WHAT IS REQUIRED: Look through the lines below and extract each one that contains "before".

Collected data
^^^^^^^^

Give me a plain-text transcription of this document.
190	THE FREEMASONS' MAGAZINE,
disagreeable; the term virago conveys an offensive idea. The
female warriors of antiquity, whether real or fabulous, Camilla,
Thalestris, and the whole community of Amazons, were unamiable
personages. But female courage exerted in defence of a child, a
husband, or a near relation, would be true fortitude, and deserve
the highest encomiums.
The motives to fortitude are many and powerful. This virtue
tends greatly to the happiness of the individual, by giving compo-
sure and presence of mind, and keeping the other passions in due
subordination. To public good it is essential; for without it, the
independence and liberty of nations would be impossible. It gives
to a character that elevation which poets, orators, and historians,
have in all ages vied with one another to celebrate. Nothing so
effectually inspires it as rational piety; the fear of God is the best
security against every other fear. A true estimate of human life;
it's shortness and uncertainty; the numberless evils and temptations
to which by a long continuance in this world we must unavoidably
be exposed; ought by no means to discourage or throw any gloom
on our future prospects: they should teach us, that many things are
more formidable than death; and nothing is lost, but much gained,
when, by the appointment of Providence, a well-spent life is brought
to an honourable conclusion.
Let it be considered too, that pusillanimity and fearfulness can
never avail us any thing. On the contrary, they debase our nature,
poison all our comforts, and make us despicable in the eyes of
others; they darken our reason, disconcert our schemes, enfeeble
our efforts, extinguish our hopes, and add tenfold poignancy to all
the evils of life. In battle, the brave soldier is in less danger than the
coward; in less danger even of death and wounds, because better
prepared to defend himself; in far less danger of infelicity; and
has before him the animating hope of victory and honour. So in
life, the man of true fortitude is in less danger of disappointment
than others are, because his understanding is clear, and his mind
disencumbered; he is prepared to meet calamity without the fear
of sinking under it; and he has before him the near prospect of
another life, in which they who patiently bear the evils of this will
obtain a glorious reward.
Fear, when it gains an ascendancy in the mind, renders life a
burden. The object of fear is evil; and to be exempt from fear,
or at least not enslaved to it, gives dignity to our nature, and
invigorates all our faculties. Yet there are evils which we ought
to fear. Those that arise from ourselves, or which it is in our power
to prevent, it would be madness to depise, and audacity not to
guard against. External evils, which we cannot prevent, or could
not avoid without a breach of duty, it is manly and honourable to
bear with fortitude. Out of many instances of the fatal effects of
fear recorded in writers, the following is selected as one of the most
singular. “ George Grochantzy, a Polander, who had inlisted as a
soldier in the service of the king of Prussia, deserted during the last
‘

^^^^^^^^

SOLUTION TO THIS TASK:
has before him the animating hope of victory and honour. So in
of sinking under it; and he has before him the near prospect of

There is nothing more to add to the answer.